_What you have to do_: Retype everything in the listing, leaving each line exactly as it is.
+===+
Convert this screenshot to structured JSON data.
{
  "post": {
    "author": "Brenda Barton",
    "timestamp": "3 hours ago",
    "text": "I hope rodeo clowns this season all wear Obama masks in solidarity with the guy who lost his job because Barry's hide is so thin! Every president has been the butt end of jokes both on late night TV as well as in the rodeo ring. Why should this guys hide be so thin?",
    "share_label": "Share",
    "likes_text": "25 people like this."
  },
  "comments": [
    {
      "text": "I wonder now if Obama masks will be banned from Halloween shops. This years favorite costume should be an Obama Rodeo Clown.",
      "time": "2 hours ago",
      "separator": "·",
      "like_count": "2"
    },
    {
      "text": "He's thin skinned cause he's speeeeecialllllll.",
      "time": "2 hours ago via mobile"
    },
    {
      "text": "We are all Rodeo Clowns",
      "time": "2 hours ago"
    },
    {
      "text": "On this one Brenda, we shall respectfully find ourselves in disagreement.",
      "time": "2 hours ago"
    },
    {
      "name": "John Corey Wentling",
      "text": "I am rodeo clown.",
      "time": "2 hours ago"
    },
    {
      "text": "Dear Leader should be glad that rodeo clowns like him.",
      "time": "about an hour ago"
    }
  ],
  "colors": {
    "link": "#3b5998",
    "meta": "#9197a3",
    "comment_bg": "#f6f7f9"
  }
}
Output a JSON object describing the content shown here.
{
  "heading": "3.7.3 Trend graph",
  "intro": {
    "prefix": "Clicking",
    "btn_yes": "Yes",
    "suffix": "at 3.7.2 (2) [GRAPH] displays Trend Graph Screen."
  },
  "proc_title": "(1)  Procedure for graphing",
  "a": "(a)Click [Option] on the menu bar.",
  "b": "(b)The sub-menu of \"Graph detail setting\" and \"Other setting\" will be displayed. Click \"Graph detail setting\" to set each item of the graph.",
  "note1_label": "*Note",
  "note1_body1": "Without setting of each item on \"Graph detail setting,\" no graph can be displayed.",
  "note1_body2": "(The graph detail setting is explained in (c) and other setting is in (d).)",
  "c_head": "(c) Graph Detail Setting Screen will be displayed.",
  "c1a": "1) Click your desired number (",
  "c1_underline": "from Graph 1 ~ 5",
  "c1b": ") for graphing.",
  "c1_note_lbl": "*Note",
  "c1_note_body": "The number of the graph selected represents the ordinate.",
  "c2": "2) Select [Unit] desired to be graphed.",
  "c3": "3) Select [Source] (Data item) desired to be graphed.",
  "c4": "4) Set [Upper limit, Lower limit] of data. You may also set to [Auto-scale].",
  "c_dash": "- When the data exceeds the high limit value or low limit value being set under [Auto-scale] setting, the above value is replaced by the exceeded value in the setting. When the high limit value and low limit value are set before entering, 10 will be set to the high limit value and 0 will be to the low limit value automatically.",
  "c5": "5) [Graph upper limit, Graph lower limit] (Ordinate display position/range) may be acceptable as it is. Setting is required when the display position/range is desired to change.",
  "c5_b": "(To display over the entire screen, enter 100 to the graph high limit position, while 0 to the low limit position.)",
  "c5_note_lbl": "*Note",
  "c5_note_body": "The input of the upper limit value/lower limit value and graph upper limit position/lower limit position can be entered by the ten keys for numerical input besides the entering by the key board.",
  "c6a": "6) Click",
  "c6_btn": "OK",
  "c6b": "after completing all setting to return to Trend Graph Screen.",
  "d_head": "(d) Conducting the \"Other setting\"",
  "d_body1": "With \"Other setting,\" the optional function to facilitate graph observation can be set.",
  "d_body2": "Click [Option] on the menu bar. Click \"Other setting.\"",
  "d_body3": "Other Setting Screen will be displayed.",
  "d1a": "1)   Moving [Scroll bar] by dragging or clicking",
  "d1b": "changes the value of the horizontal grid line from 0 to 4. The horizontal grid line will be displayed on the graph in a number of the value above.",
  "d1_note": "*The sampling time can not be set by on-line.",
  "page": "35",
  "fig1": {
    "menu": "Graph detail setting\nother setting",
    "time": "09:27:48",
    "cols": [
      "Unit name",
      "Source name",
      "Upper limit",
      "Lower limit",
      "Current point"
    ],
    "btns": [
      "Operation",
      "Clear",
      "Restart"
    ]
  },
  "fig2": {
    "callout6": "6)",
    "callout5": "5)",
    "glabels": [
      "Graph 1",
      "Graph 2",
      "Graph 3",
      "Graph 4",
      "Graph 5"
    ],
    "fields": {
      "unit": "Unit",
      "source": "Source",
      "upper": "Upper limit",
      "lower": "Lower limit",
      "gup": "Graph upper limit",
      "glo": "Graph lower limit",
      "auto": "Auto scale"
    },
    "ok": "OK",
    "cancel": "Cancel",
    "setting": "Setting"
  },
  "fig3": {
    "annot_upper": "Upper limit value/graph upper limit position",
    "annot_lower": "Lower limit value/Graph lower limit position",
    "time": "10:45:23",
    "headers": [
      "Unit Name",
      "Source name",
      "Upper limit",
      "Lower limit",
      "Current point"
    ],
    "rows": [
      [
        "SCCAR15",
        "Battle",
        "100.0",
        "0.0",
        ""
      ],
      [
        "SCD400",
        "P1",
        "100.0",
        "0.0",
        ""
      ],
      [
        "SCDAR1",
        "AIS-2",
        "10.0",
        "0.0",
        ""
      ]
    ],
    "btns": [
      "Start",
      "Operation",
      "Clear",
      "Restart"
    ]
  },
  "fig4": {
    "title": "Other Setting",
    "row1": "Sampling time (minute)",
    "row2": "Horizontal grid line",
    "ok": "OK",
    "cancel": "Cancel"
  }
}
+===+
_Output below_:
Convert this screenshot to structured JSON data.
{
  "post": {
    "author": "Brenda Barton",
    "timestamp": "3 hours ago",
    "text": "I hope rodeo clowns this season all wear Obama masks in solidarity with the guy who lost his job because Barry's hide is so thin! Every president has been the butt end of jokes both on late night TV as well as in the rodeo ring. Why should this guys hide be so thin?",
    "share_label": "Share",
    "likes_text": "25 people like this."
  },
  "comments": [
    {
      "text": "I wonder now if Obama masks will be banned from Halloween shops. This years favorite costume should be an Obama Rodeo Clown.",
      "time": "2 hours ago",
      "separator": "·",
      "like_count": "2"
    },
    {
      "text": "He's thin skinned cause he's speeeeecialllllll.",
      "time": "2 hours ago via mobile"
    },
    {
      "text": "We are all Rodeo Clowns",
      "time": "2 hours ago"
    },
    {
      "text": "On this one Brenda, we shall respectfully find ourselves in disagreement.",
      "time": "2 hours ago"
    },
    {
      "name": "John Corey Wentling",
      "text": "I am rodeo clown.",
      "time": "2 hours ago"
    },
    {
      "text": "Dear Leader should be glad that rodeo clowns like him.",
      "time": "about an hour ago"
    }
  ],
  "colors": {
    "link": "#3b5998",
    "meta": "#9197a3",
    "comment_bg": "#f6f7f9"
  }
}
Output a JSON object describing the content shown here.
{
  "heading": "3.7.3 Trend graph",
  "intro": {
    "prefix": "Clicking",
    "btn_yes": "Yes",
    "suffix": "at 3.7.2 (2) [GRAPH] displays Trend Graph Screen."
  },
  "proc_title": "(1)  Procedure for graphing",
  "a": "(a)Click [Option] on the menu bar.",
  "b": "(b)The sub-menu of \"Graph detail setting\" and \"Other setting\" will be displayed. Click \"Graph detail setting\" to set each item of the graph.",
  "note1_label": "*Note",
  "note1_body1": "Without setting of each item on \"Graph detail setting,\" no graph can be displayed.",
  "note1_body2": "(The graph detail setting is explained in (c) and other setting is in (d).)",
  "c_head": "(c) Graph Detail Setting Screen will be displayed.",
  "c1a": "1) Click your desired number (",
  "c1_underline": "from Graph 1 ~ 5",
  "c1b": ") for graphing.",
  "c1_note_lbl": "*Note",
  "c1_note_body": "The number of the graph selected represents the ordinate.",
  "c2": "2) Select [Unit] desired to be graphed.",
  "c3": "3) Select [Source] (Data item) desired to be graphed.",
  "c4": "4) Set [Upper limit, Lower limit] of data. You may also set to [Auto-scale].",
  "c_dash": "- When the data exceeds the high limit value or low limit value being set under [Auto-scale] setting, the above value is replaced by the exceeded value in the setting. When the high limit value and low limit value are set before entering, 10 will be set to the high limit value and 0 will be to the low limit value automatically.",
  "c5": "5) [Graph upper limit, Graph lower limit] (Ordinate display position/range) may be acceptable as it is. Setting is required when the display position/range is desired to change.",
  "c5_b": "(To display over the entire screen, enter 100 to the graph high limit position, while 0 to the low limit position.)",
  "c5_note_lbl": "*Note",
  "c5_note_body": "The input of the upper limit value/lower limit value and graph upper limit position/lower limit position can be entered by the ten keys for numerical input besides the entering by the key board.",
  "c6a": "6) Click",
  "c6_btn": "OK",
  "c6b": "after completing all setting to return to Trend Graph Screen.",
  "d_head": "(d) Conducting the \"Other setting\"",
  "d_body1": "With \"Other setting,\" the optional function to facilitate graph observation can be set.",
  "d_body2": "Click [Option] on the menu bar. Click \"Other setting.\"",
  "d_body3": "Other Setting Screen will be displayed.",
  "d1a": "1)   Moving [Scroll bar] by dragging or clicking",
  "d1b": "changes the value of the horizontal grid line from 0 to 4. The horizontal grid line will be displayed on the graph in a number of the value above.",
  "d1_note": "*The sampling time can not be set by on-line.",
  "page": "35",
  "fig1": {
    "menu": "Graph detail setting\nother setting",
    "time": "09:27:48",
    "cols": [
      "Unit name",
      "Source name",
      "Upper limit",
      "Lower limit",
      "Current point"
    ],
    "btns": [
      "Operation",
      "Clear",
      "Restart"
    ]
  },
  "fig2": {
    "callout6": "6)",
    "callout5": "5)",
    "glabels": [
      "Graph 1",
      "Graph 2",
      "Graph 3",
      "Graph 4",
      "Graph 5"
    ],
    "fields": {
      "unit": "Unit",
      "source": "Source",
      "upper": "Upper limit",
      "lower": "Lower limit",
      "gup": "Graph upper limit",
      "glo": "Graph lower limit",
      "auto": "Auto scale"
    },
    "ok": "OK",
    "cancel": "Cancel",
    "setting": "Setting"
  },
  "fig3": {
    "annot_upper": "Upper limit value/graph upper limit position",
    "annot_lower": "Lower limit value/Graph lower limit position",
    "time": "10:45:23",
    "headers": [
      "Unit Name",
      "Source name",
      "Upper limit",
      "Lower limit",
      "Current point"
    ],
    "rows": [
      [
        "SCCAR15",
        "Battle",
        "100.0",
        "0.0",
        ""
      ],
      [
        "SCD400",
        "P1",
        "100.0",
        "0.0",
        ""
      ],
      [
        "SCDAR1",
        "AIS-2",
        "10.0",
        "0.0",
        ""
      ]
    ],
    "btns": [
      "Start",
      "Operation",
      "Clear",
      "Restart"
    ]
  },
  "fig4": {
    "title": "Other Setting",
    "row1": "Sampling time (minute)",
    "row2": "Horizontal grid line",
    "ok": "OK",
    "cancel": "Cancel"
  }
}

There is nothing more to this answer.